======== Records shown
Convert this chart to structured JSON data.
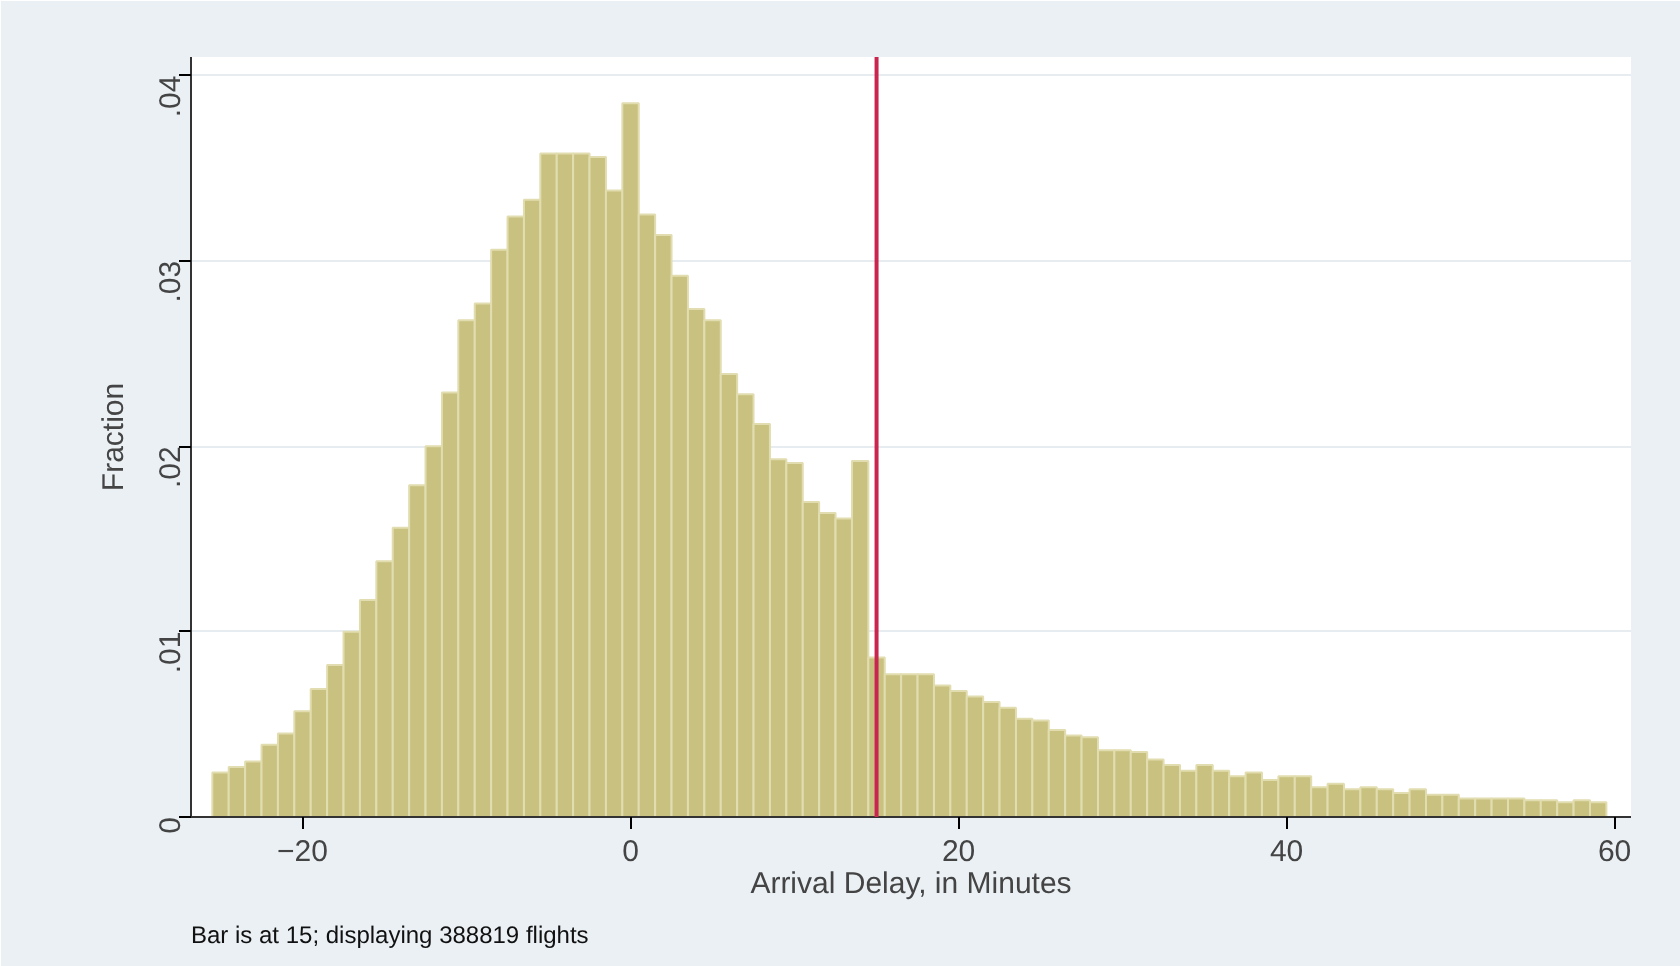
{
  "chart_data": {
    "type": "histogram",
    "xlabel": "Arrival Delay, in Minutes",
    "ylabel": "Fraction",
    "annotations": [
      "Bar is at 15; displaying 388819 flights"
    ],
    "color": "#c9c17f",
    "bins": [
      -25.5,
      -24.5,
      -23.5,
      -22.5,
      -21.5,
      -20.5,
      -19.5,
      -18.5,
      -17.5,
      -16.5,
      -15.5,
      -14.5,
      -13.5,
      -12.5,
      -11.5,
      -10.5,
      -9.5,
      -8.5,
      -7.5,
      -6.5,
      -5.5,
      -4.5,
      -3.5,
      -2.5,
      -1.5,
      -0.5,
      0.5,
      1.5,
      2.5,
      3.5,
      4.5,
      5.5,
      6.5,
      7.5,
      8.5,
      9.5,
      10.5,
      11.5,
      12.5,
      13.5,
      14.5,
      15.5,
      16.5,
      17.5,
      18.5,
      19.5,
      20.5,
      21.5,
      22.5,
      23.5,
      24.5,
      25.5,
      26.5,
      27.5,
      28.5,
      29.5,
      30.5,
      31.5,
      32.5,
      33.5,
      34.5,
      35.5,
      36.5,
      37.5,
      38.5,
      39.5,
      40.5,
      41.5,
      42.5,
      43.5,
      44.5,
      45.5,
      46.5,
      47.5,
      48.5,
      49.5,
      50.5,
      51.5,
      52.5,
      53.5,
      54.5,
      55.5,
      56.5,
      57.5,
      58.5,
      59.5
    ],
    "values": [
      0.0024,
      0.0027,
      0.003,
      0.0039,
      0.0045,
      0.0057,
      0.0069,
      0.0082,
      0.01,
      0.0117,
      0.0138,
      0.0156,
      0.0179,
      0.02,
      0.0229,
      0.0268,
      0.0277,
      0.0306,
      0.0324,
      0.0333,
      0.0358,
      0.0358,
      0.0358,
      0.0356,
      0.0338,
      0.0385,
      0.0325,
      0.0314,
      0.0292,
      0.0274,
      0.0268,
      0.0239,
      0.0228,
      0.0212,
      0.0193,
      0.0191,
      0.017,
      0.0164,
      0.0161,
      0.0192,
      0.0086,
      0.0077,
      0.0077,
      0.0077,
      0.0071,
      0.0068,
      0.0065,
      0.0062,
      0.0059,
      0.0053,
      0.0052,
      0.0047,
      0.0044,
      0.0043,
      0.0036,
      0.0036,
      0.0035,
      0.0031,
      0.0028,
      0.0025,
      0.0028,
      0.0025,
      0.0022,
      0.0024,
      0.002,
      0.0022,
      0.0022,
      0.0016,
      0.0018,
      0.0015,
      0.0016,
      0.0015,
      0.0013,
      0.0015,
      0.0012,
      0.0012,
      0.001,
      0.001,
      0.001,
      0.001,
      0.0009,
      0.0009,
      0.0008,
      0.0009,
      0.0008
    ],
    "xlim": [
      -26.8,
      61
    ],
    "ylim": [
      0,
      0.041
    ],
    "xticks": [
      -20,
      0,
      20,
      40,
      60
    ],
    "yticks": [
      {
        "value": 0,
        "label": "0"
      },
      {
        "value": 0.01,
        "label": ".01"
      },
      {
        "value": 0.02,
        "label": ".02"
      },
      {
        "value": 0.03,
        "label": ".03"
      },
      {
        "value": 0.04,
        "label": ".04"
      }
    ],
    "ref_lines": [
      {
        "axis": "x",
        "value": 15,
        "color": "#c8264e"
      }
    ],
    "grid": "y"
  }
}
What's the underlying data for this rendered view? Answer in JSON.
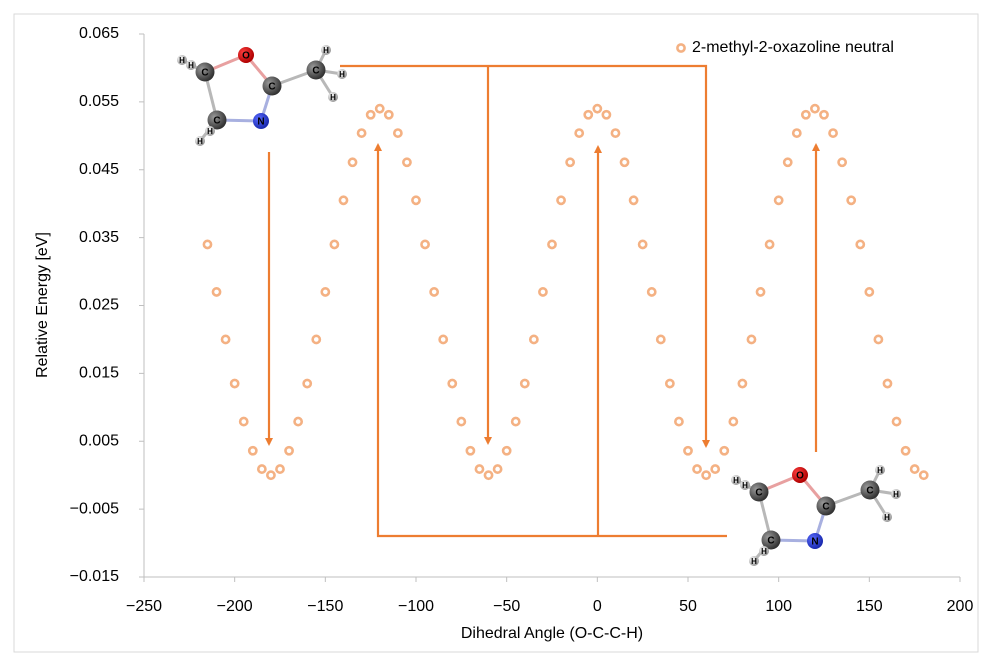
{
  "chart_data": {
    "type": "scatter",
    "x_label": "Dihedral Angle (O-C-C-H)",
    "y_label": "Relative Energy [eV]",
    "xlim": [
      -250,
      200
    ],
    "xticks": [
      {
        "value": -250,
        "label": "−250"
      },
      {
        "value": -200,
        "label": "−200"
      },
      {
        "value": -150,
        "label": "−150"
      },
      {
        "value": -100,
        "label": "−100"
      },
      {
        "value": -50,
        "label": "−50"
      },
      0,
      50,
      100,
      150,
      200
    ],
    "ylim": [
      -0.015,
      0.065
    ],
    "yticks": [
      {
        "value": -0.015,
        "label": "−0.015"
      },
      {
        "value": -0.005,
        "label": "−0.005"
      },
      0.005,
      0.015,
      0.025,
      0.035,
      0.045,
      0.055,
      0.065
    ],
    "grid": false,
    "legend": "top-right",
    "series": [
      {
        "name": "2-methyl-2-oxazoline neutral",
        "color": "#f4b183",
        "x": [
          -215,
          -210,
          -205,
          -200,
          -195,
          -190,
          -185,
          -180,
          -175,
          -170,
          -165,
          -160,
          -155,
          -150,
          -145,
          -140,
          -135,
          -130,
          -125,
          -120,
          -115,
          -110,
          -105,
          -100,
          -95,
          -90,
          -85,
          -80,
          -75,
          -70,
          -65,
          -60,
          -55,
          -50,
          -45,
          -40,
          -35,
          -30,
          -25,
          -20,
          -15,
          -10,
          -5,
          0,
          5,
          10,
          15,
          20,
          25,
          30,
          35,
          40,
          45,
          50,
          55,
          60,
          65,
          70,
          75,
          80,
          85,
          90,
          95,
          100,
          105,
          110,
          115,
          120,
          125,
          130,
          135,
          140,
          145,
          150,
          155,
          160,
          165,
          170,
          175,
          180
        ],
        "values": [
          0.034,
          0.027,
          0.02,
          0.0135,
          0.0079,
          0.0036,
          0.0009,
          0,
          0.0009,
          0.0036,
          0.0079,
          0.0135,
          0.02,
          0.027,
          0.034,
          0.0405,
          0.0461,
          0.0504,
          0.0531,
          0.054,
          0.0531,
          0.0504,
          0.0461,
          0.0405,
          0.034,
          0.027,
          0.02,
          0.0135,
          0.0079,
          0.0036,
          0.0009,
          0,
          0.0009,
          0.0036,
          0.0079,
          0.0135,
          0.02,
          0.027,
          0.034,
          0.0405,
          0.0461,
          0.0504,
          0.0531,
          0.054,
          0.0531,
          0.0504,
          0.0461,
          0.0405,
          0.034,
          0.027,
          0.02,
          0.0135,
          0.0079,
          0.0036,
          0.0009,
          0,
          0.0009,
          0.0036,
          0.0079,
          0.0135,
          0.02,
          0.027,
          0.034,
          0.0405,
          0.0461,
          0.0504,
          0.0531,
          0.054,
          0.0531,
          0.0504,
          0.0461,
          0.0405,
          0.034,
          0.027,
          0.02,
          0.0135,
          0.0079,
          0.0036,
          0.0009,
          0
        ]
      }
    ],
    "molecules": [
      {
        "atoms": [
          "O",
          "C",
          "C",
          "C",
          "N",
          "C",
          "H",
          "H",
          "H",
          "H",
          "H",
          "H",
          "H"
        ]
      },
      {
        "atoms": [
          "O",
          "C",
          "C",
          "C",
          "N",
          "C",
          "H",
          "H",
          "H",
          "H",
          "H",
          "H",
          "H"
        ]
      }
    ]
  }
}
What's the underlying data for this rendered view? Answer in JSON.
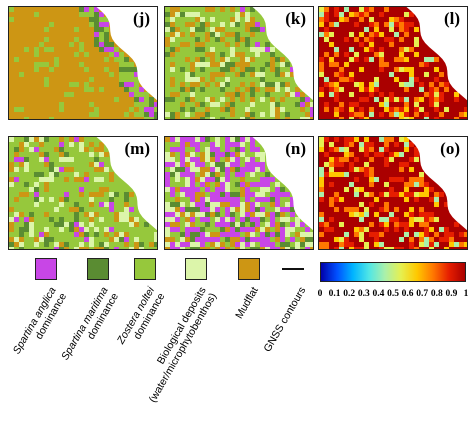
================
- [What this task involves]
Transcribe the full listing above exactly as it stands, minus the pictures.

- [Final result]
Convert this chart to structured JSON data.
{
  "chart_data": {
    "type": "histogram",
    "xlabel": "Arrival Delay, in Minutes",
    "ylabel": "Fraction",
    "annotations": [
      "Bar is at 15; displaying 388819 flights"
    ],
    "color": "#c9c17f",
    "bins": [
      -25.5,
      -24.5,
      -23.5,
      -22.5,
      -21.5,
      -20.5,
      -19.5,
      -18.5,
      -17.5,
      -16.5,
      -15.5,
      -14.5,
      -13.5,
      -12.5,
      -11.5,
      -10.5,
      -9.5,
      -8.5,
      -7.5,
      -6.5,
      -5.5,
      -4.5,
      -3.5,
      -2.5,
      -1.5,
      -0.5,
      0.5,
      1.5,
      2.5,
      3.5,
      4.5,
      5.5,
      6.5,
      7.5,
      8.5,
      9.5,
      10.5,
      11.5,
      12.5,
      13.5,
      14.5,
      15.5,
      16.5,
      17.5,
      18.5,
      19.5,
      20.5,
      21.5,
      22.5,
      23.5,
      24.5,
      25.5,
      26.5,
      27.5,
      28.5,
      29.5,
      30.5,
      31.5,
      32.5,
      33.5,
      34.5,
      35.5,
      36.5,
      37.5,
      38.5,
      39.5,
      40.5,
      41.5,
      42.5,
      43.5,
      44.5,
      45.5,
      46.5,
      47.5,
      48.5,
      49.5,
      50.5,
      51.5,
      52.5,
      53.5,
      54.5,
      55.5,
      56.5,
      57.5,
      58.5,
      59.5
    ],
    "values": [
      0.0024,
      0.0027,
      0.003,
      0.0039,
      0.0045,
      0.0057,
      0.0069,
      0.0082,
      0.01,
      0.0117,
      0.0138,
      0.0156,
      0.0179,
      0.02,
      0.0229,
      0.0268,
      0.0277,
      0.0306,
      0.0324,
      0.0333,
      0.0358,
      0.0358,
      0.0358,
      0.0356,
      0.0338,
      0.0385,
      0.0325,
      0.0314,
      0.0292,
      0.0274,
      0.0268,
      0.0239,
      0.0228,
      0.0212,
      0.0193,
      0.0191,
      0.017,
      0.0164,
      0.0161,
      0.0192,
      0.0086,
      0.0077,
      0.0077,
      0.0077,
      0.0071,
      0.0068,
      0.0065,
      0.0062,
      0.0059,
      0.0053,
      0.0052,
      0.0047,
      0.0044,
      0.0043,
      0.0036,
      0.0036,
      0.0035,
      0.0031,
      0.0028,
      0.0025,
      0.0028,
      0.0025,
      0.0022,
      0.0024,
      0.002,
      0.0022,
      0.0022,
      0.0016,
      0.0018,
      0.0015,
      0.0016,
      0.0015,
      0.0013,
      0.0015,
      0.0012,
      0.0012,
      0.001,
      0.001,
      0.001,
      0.001,
      0.0009,
      0.0009,
      0.0008,
      0.0009,
      0.0008
    ],
    "xlim": [
      -26.8,
      61
    ],
    "ylim": [
      0,
      0.041
    ],
    "xticks": [
      -20,
      0,
      20,
      40,
      60
    ],
    "yticks": [
      {
        "value": 0,
        "label": "0"
      },
      {
        "value": 0.01,
        "label": ".01"
      },
      {
        "value": 0.02,
        "label": ".02"
      },
      {
        "value": 0.03,
        "label": ".03"
      },
      {
        "value": 0.04,
        "label": ".04"
      }
    ],
    "ref_lines": [
      {
        "axis": "x",
        "value": 15,
        "color": "#c8264e"
      }
    ],
    "grid": "y"
  }
}
What's the underlying data for this rendered view? Answer in JSON.
{
  "chart_data": {
    "type": "scatter",
    "x_label": "Dihedral Angle (O-C-C-H)",
    "y_label": "Relative Energy [eV]",
    "xlim": [
      -250,
      200
    ],
    "xticks": [
      {
        "value": -250,
        "label": "−250"
      },
      {
        "value": -200,
        "label": "−200"
      },
      {
        "value": -150,
        "label": "−150"
      },
      {
        "value": -100,
        "label": "−100"
      },
      {
        "value": -50,
        "label": "−50"
      },
      0,
      50,
      100,
      150,
      200
    ],
    "ylim": [
      -0.015,
      0.065
    ],
    "yticks": [
      {
        "value": -0.015,
        "label": "−0.015"
      },
      {
        "value": -0.005,
        "label": "−0.005"
      },
      0.005,
      0.015,
      0.025,
      0.035,
      0.045,
      0.055,
      0.065
    ],
    "grid": false,
    "legend": "top-right",
    "series": [
      {
        "name": "2-methyl-2-oxazoline neutral",
        "color": "#f4b183",
        "x": [
          -215,
          -210,
          -205,
          -200,
          -195,
          -190,
          -185,
          -180,
          -175,
          -170,
          -165,
          -160,
          -155,
          -150,
          -145,
          -140,
          -135,
          -130,
          -125,
          -120,
          -115,
          -110,
          -105,
          -100,
          -95,
          -90,
          -85,
          -80,
          -75,
          -70,
          -65,
          -60,
          -55,
          -50,
          -45,
          -40,
          -35,
          -30,
          -25,
          -20,
          -15,
          -10,
          -5,
          0,
          5,
          10,
          15,
          20,
          25,
          30,
          35,
          40,
          45,
          50,
          55,
          60,
          65,
          70,
          75,
          80,
          85,
          90,
          95,
          100,
          105,
          110,
          115,
          120,
          125,
          130,
          135,
          140,
          145,
          150,
          155,
          160,
          165,
          170,
          175,
          180
        ],
        "values": [
          0.034,
          0.027,
          0.02,
          0.0135,
          0.0079,
          0.0036,
          0.0009,
          0,
          0.0009,
          0.0036,
          0.0079,
          0.0135,
          0.02,
          0.027,
          0.034,
          0.0405,
          0.0461,
          0.0504,
          0.0531,
          0.054,
          0.0531,
          0.0504,
          0.0461,
          0.0405,
          0.034,
          0.027,
          0.02,
          0.0135,
          0.0079,
          0.0036,
          0.0009,
          0,
          0.0009,
          0.0036,
          0.0079,
          0.0135,
          0.02,
          0.027,
          0.034,
          0.0405,
          0.0461,
          0.0504,
          0.0531,
          0.054,
          0.0531,
          0.0504,
          0.0461,
          0.0405,
          0.034,
          0.027,
          0.02,
          0.0135,
          0.0079,
          0.0036,
          0.0009,
          0,
          0.0009,
          0.0036,
          0.0079,
          0.0135,
          0.02,
          0.027,
          0.034,
          0.0405,
          0.0461,
          0.0504,
          0.0531,
          0.054,
          0.0531,
          0.0504,
          0.0461,
          0.0405,
          0.034,
          0.027,
          0.02,
          0.0135,
          0.0079,
          0.0036,
          0.0009,
          0
        ]
      }
    ],
    "molecules": [
      {
        "atoms": [
          "O",
          "C",
          "C",
          "C",
          "N",
          "C",
          "H",
          "H",
          "H",
          "H",
          "H",
          "H",
          "H"
        ]
      },
      {
        "atoms": [
          "O",
          "C",
          "C",
          "C",
          "N",
          "C",
          "H",
          "H",
          "H",
          "H",
          "H",
          "H",
          "H"
        ]
      }
    ]
  }
}
What's the underlying data for this rendered view? Answer in JSON.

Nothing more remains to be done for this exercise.